» REQUIREMENT:
Copy each line in which the string "filed" occurs.

» Extracted data entries:
- - - - -

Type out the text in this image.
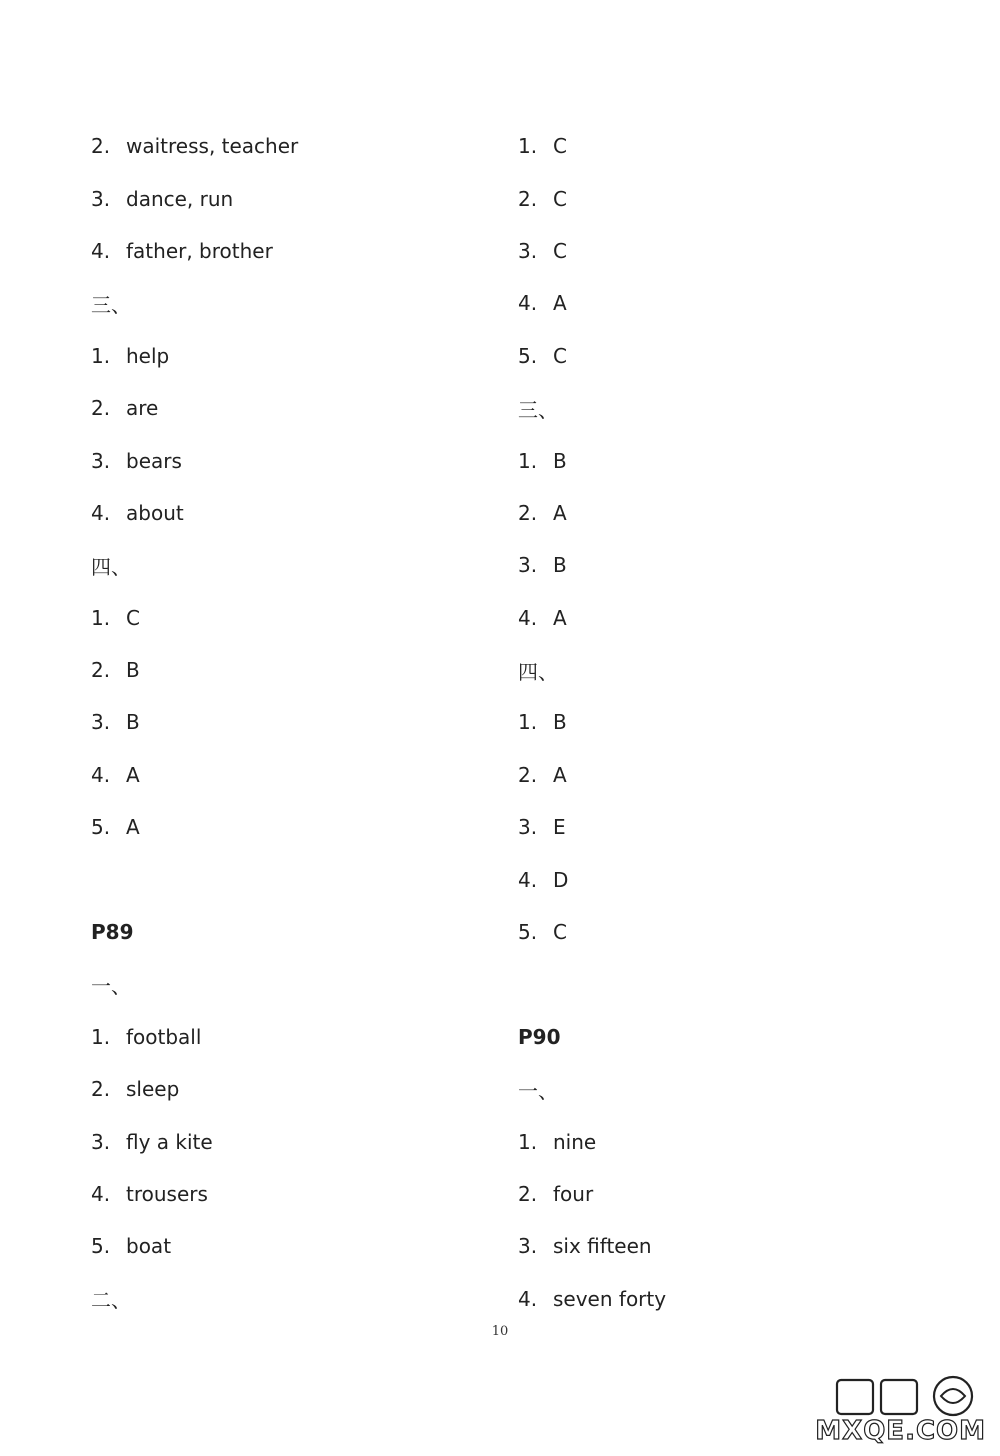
2. waitress, teacher
3. dance, run
4. father, brother
三、
1. help
2. are
3. bears
4. about
四、
1. C
2. B
3. B
4. A
5. A
P89
一、
1. football
2. sleep
3. fly a kite
4. trousers
5. boat
二、
1. C
2. C
3. C
4. A
5. C
三、
1. B
2. A
3. B
4. A
四、
1. B
2. A
3. E
4. D
5. C
P90
一、
1. nine
2. four
3. six fifteen
4. seven forty
10
MXQE.COM
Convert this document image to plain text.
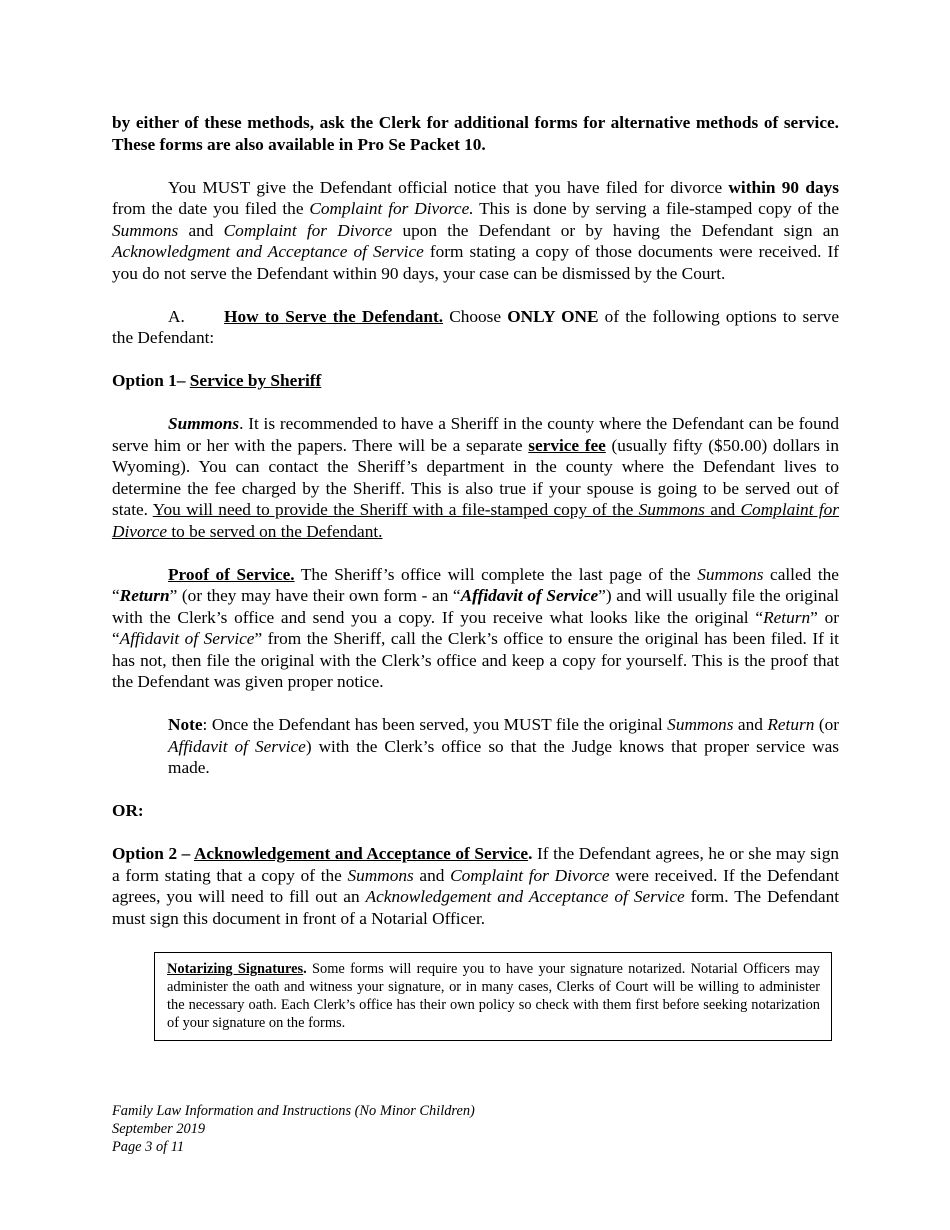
by either of these methods, ask the Clerk for additional forms for alternative methods of service. These forms are also available in Pro Se Packet 10.

You MUST give the Defendant official notice that you have filed for divorce within 90 days from the date you filed the Complaint for Divorce. This is done by serving a file-stamped copy of the Summons and Complaint for Divorce upon the Defendant or by having the Defendant sign an Acknowledgment and Acceptance of Service form stating a copy of those documents were received. If you do not serve the Defendant within 90 days, your case can be dismissed by the Court.

A. How to Serve the Defendant. Choose ONLY ONE of the following options to serve the Defendant:

Option 1– Service by Sheriff

Summons. It is recommended to have a Sheriff in the county where the Defendant can be found serve him or her with the papers. There will be a separate service fee (usually fifty ($50.00) dollars in Wyoming). You can contact the Sheriff’s department in the county where the Defendant lives to determine the fee charged by the Sheriff. This is also true if your spouse is going to be served out of state. You will need to provide the Sheriff with a file-stamped copy of the Summons and Complaint for Divorce to be served on the Defendant.

Proof of Service. The Sheriff’s office will complete the last page of the Summons called the “Return” (or they may have their own form - an “Affidavit of Service”) and will usually file the original with the Clerk’s office and send you a copy. If you receive what looks like the original “Return” or “Affidavit of Service” from the Sheriff, call the Clerk’s office to ensure the original has been filed. If it has not, then file the original with the Clerk’s office and keep a copy for yourself. This is the proof that the Defendant was given proper notice.

Note: Once the Defendant has been served, you MUST file the original Summons and Return (or Affidavit of Service) with the Clerk’s office so that the Judge knows that proper service was made.

OR:

Option 2 – Acknowledgement and Acceptance of Service. If the Defendant agrees, he or she may sign a form stating that a copy of the Summons and Complaint for Divorce were received. If the Defendant agrees, you will need to fill out an Acknowledgement and Acceptance of Service form. The Defendant must sign this document in front of a Notarial Officer.

Notarizing Signatures. Some forms will require you to have your signature notarized. Notarial Officers may administer the oath and witness your signature, or in many cases, Clerks of Court will be willing to administer the necessary oath. Each Clerk’s office has their own policy so check with them first before seeking notarization of your signature on the forms.
Family Law Information and Instructions (No Minor Children)
September 2019
Page 3 of 11
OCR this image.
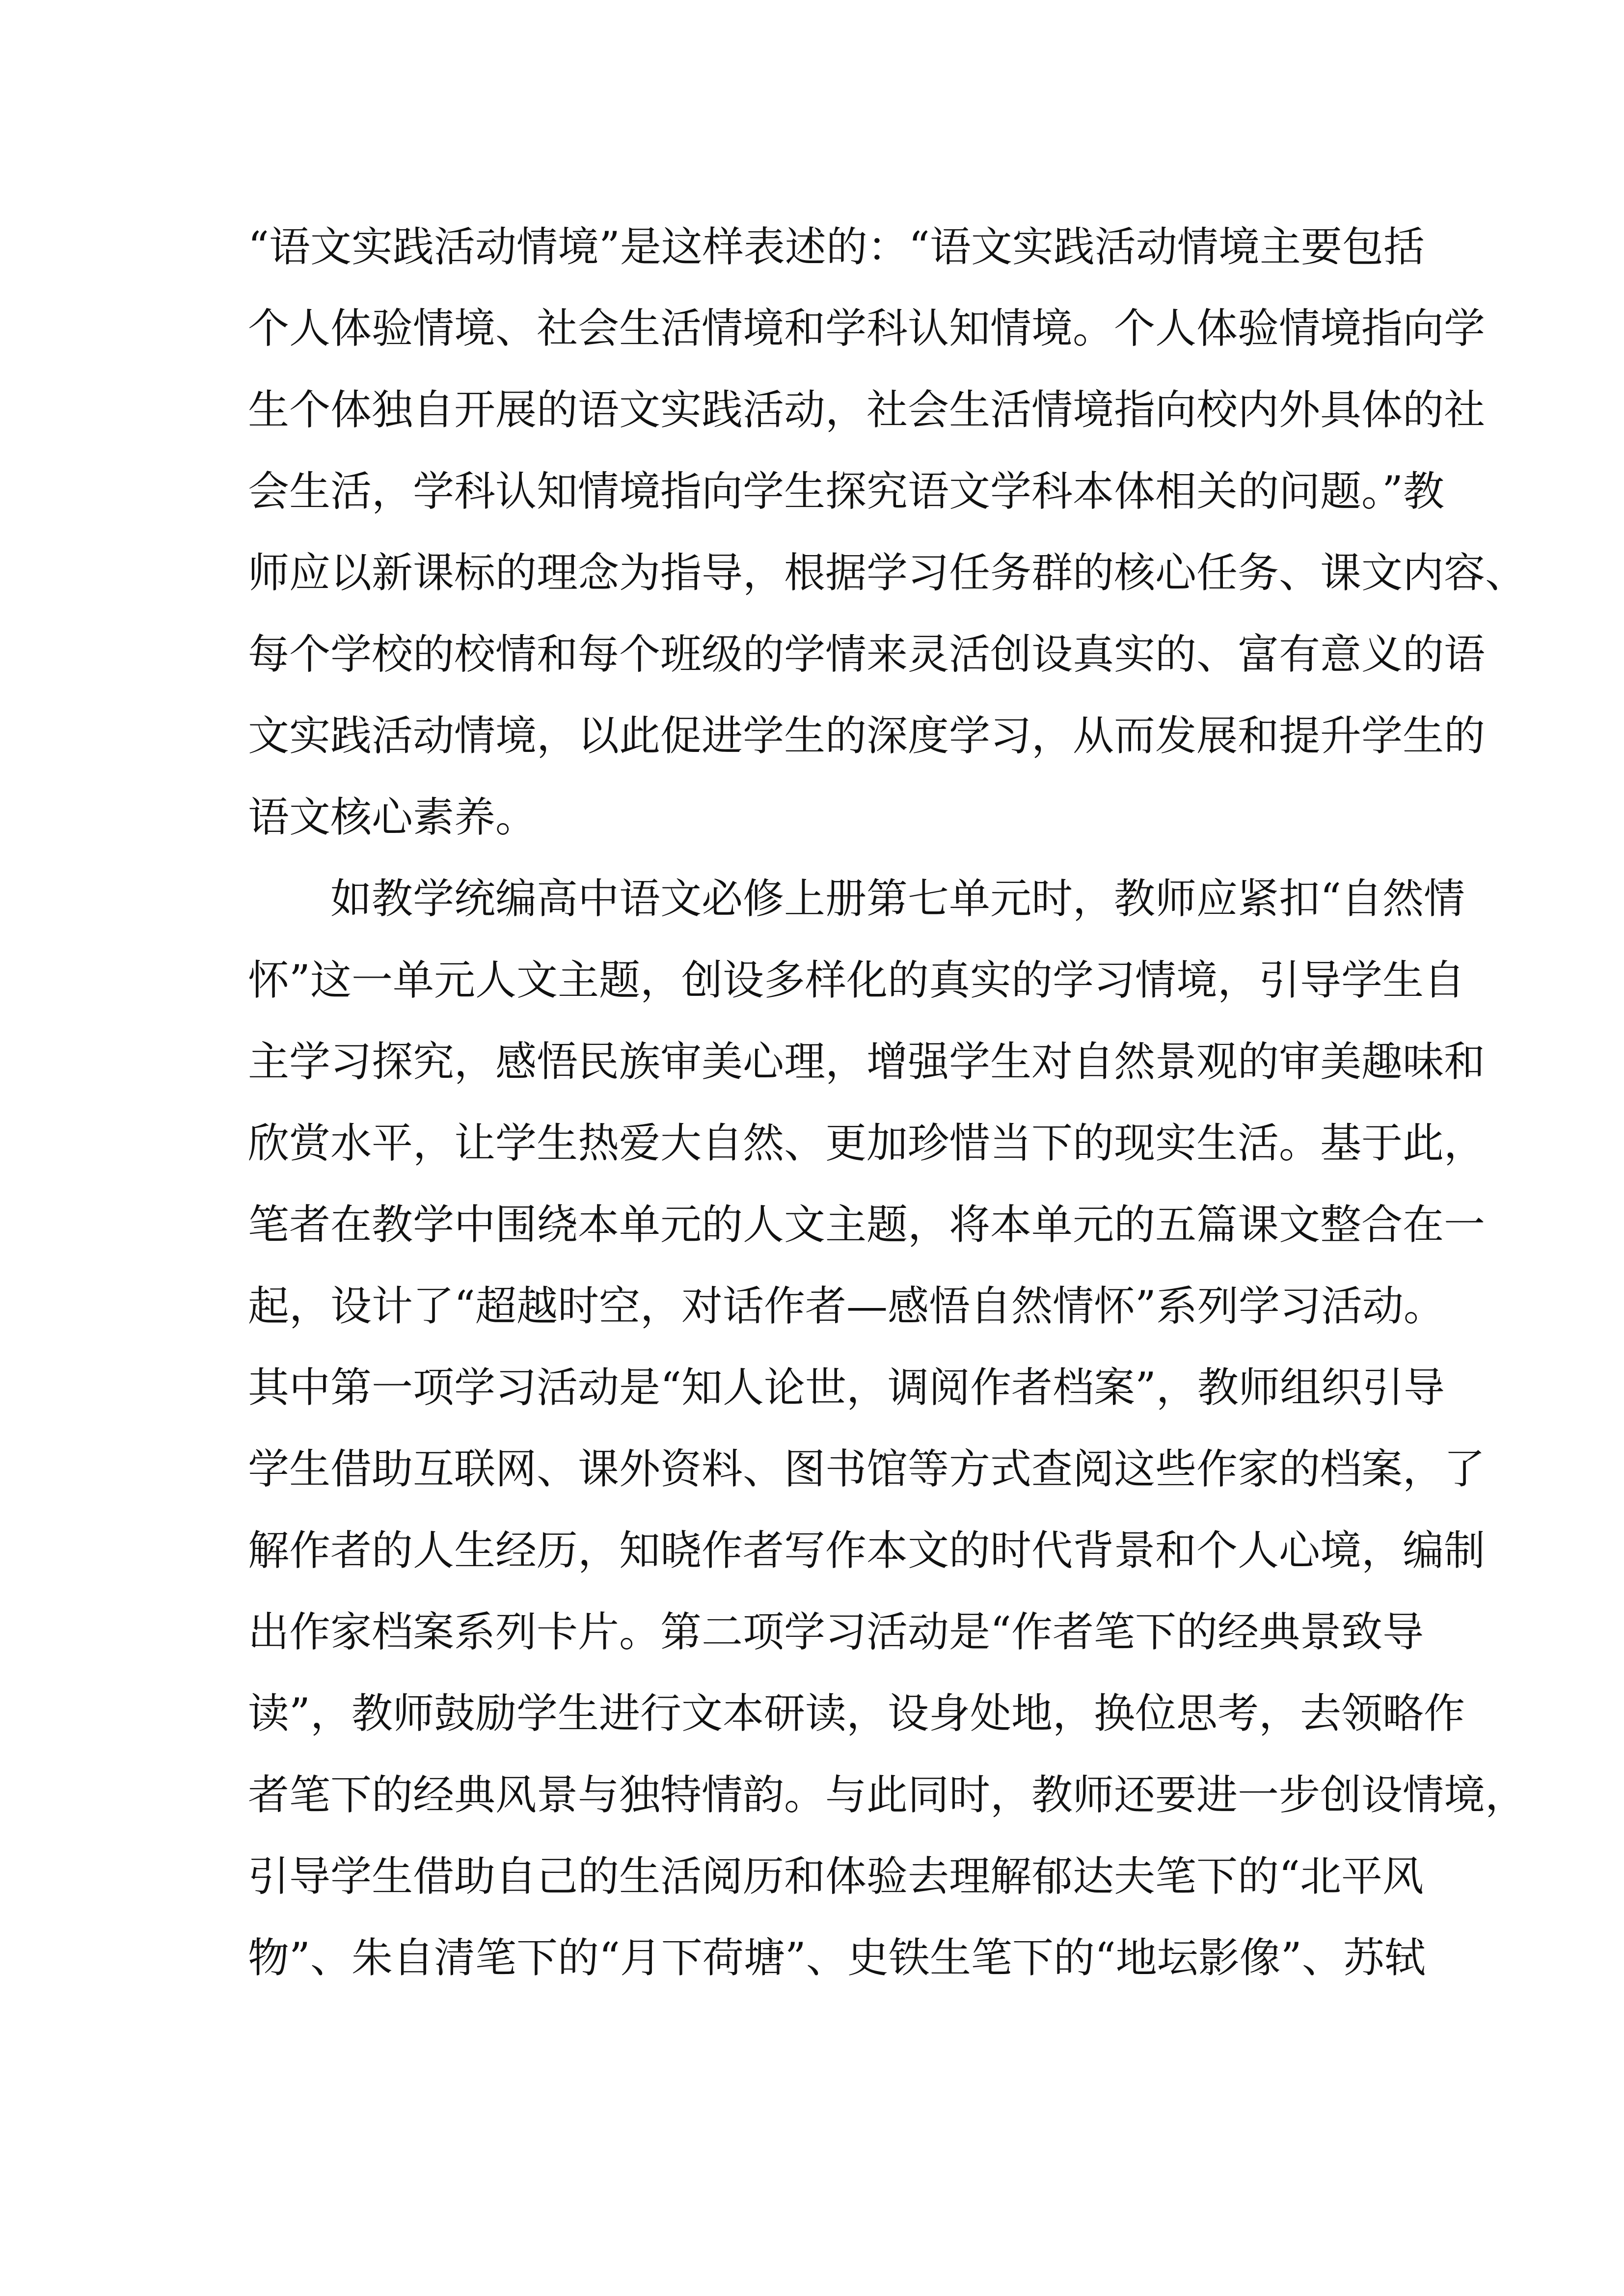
“语文实践活动情境”是这样表述的：“语文实践活动情境主要包括
个人体验情境、社会生活情境和学科认知情境。个人体验情境指向学
生个体独自开展的语文实践活动，社会生活情境指向校内外具体的社
会生活，学科认知情境指向学生探究语文学科本体相关的问题。”教
师应以新课标的理念为指导，根据学习任务群的核心任务、课文内容、
每个学校的校情和每个班级的学情来灵活创设真实的、富有意义的语
文实践活动情境，以此促进学生的深度学习，从而发展和提升学生的
语文核心素养。
如教学统编高中语文必修上册第七单元时，教师应紧扣“自然情
怀”这一单元人文主题，创设多样化的真实的学习情境，引导学生自
主学习探究，感悟民族审美心理，增强学生对自然景观的审美趣味和
欣赏水平，让学生热爱大自然、更加珍惜当下的现实生活。基于此，
笔者在教学中围绕本单元的人文主题，将本单元的五篇课文整合在一
起，设计了“超越时空，对话作者—感悟自然情怀”系列学习活动。
其中第一项学习活动是“知人论世，调阅作者档案”，教师组织引导
学生借助互联网、课外资料、图书馆等方式查阅这些作家的档案，了
解作者的人生经历，知晓作者写作本文的时代背景和个人心境，编制
出作家档案系列卡片。第二项学习活动是“作者笔下的经典景致导
读”，教师鼓励学生进行文本研读，设身处地，换位思考，去领略作
者笔下的经典风景与独特情韵。与此同时，教师还要进一步创设情境，
引导学生借助自己的生活阅历和体验去理解郁达夫笔下的“北平风
物”、朱自清笔下的“月下荷塘”、史铁生笔下的“地坛影像”、苏轼
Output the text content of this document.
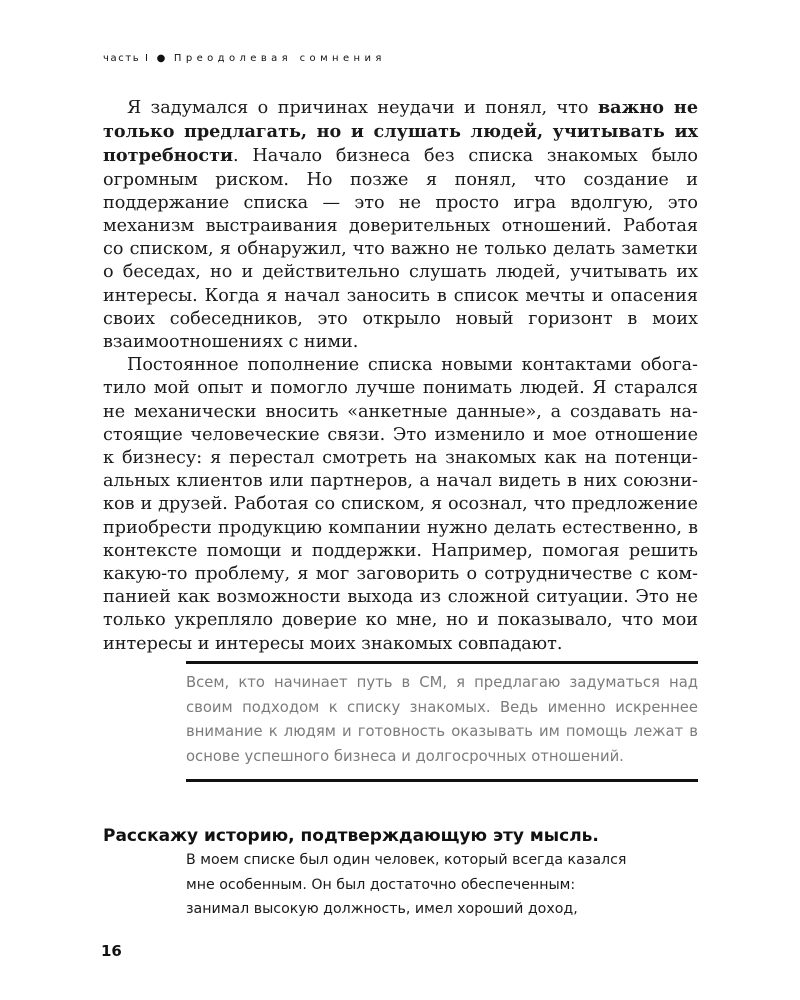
часть I ● Преодолевая сомнения

Я задумался о причинах неудачи и понял, что важно не только предлагать, но и слушать людей, учитывать их потребности. Начало бизнеса без списка знакомых было огромным риском. Но позже я понял, что создание и поддержание списка — это не просто игра вдолгую, это механизм выстраивания доверительных отношений. Работая со списком, я обнаружил, что важно не только делать заметки о беседах, но и действительно слушать людей, учитывать их интересы. Когда я начал заносить в список мечты и опасения своих собеседников, это открыло новый горизонт в моих взаимоотношениях с ними.

Постоянное пополнение списка новыми контактами обогатило мой опыт и помогло лучше понимать людей. Я старался не механически вносить «анкетные данные», а создавать настоящие человеческие связи. Это изменило и мое отношение к бизнесу: я перестал смотреть на знакомых как на потенциальных клиентов или партнеров, а начал видеть в них союзников и друзей. Работая со списком, я осознал, что предложение приобрести продукцию компании нужно делать естественно, в контексте помощи и поддержки. Например, помогая решить какую-то проблему, я мог заговорить о сотрудничестве с компанией как возможности выхода из сложной ситуации. Это не только укрепляло доверие ко мне, но и показывало, что мои интересы и интересы моих знакомых совпадают.

Всем, кто начинает путь в СМ, я предлагаю задуматься над своим подходом к списку знакомых. Ведь именно искреннее внимание к людям и готовность оказывать им помощь лежат в основе успешного бизнеса и долгосрочных отношений.

Расскажу историю, подтверждающую эту мысль.
В моем списке был один человек, который всегда казался
мне особенным. Он был достаточно обеспеченным:
занимал высокую должность, имел хороший доход,
16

- - - - -

» RESULT:
You MUST give the Defendant official notice that you have filed for divorce within 90 days from the date you filed the Complaint for Divorce. This is done by serving a file-stamped copy of the Summons and Complaint for Divorce upon the Defendant or by having the Defendant sign an Acknowledgment and Acceptance of Service form stating a copy of those documents were received. If you do not serve the Defendant within 90 days, your case can be dismissed by the Court.
Proof of Service. The Sheriff’s office will complete the last page of the Summons called the “Return” (or they may have their own form - an “Affidavit of Service”) and will usually file the original with the Clerk’s office and send you a copy. If you receive what looks like the original “Return” or “Affidavit of Service” from the Sheriff, call the Clerk’s office to ensure the original has been filed. If it has not, then file the original with the Clerk’s office and keep a copy for yourself. This is the proof that the Defendant was given proper notice.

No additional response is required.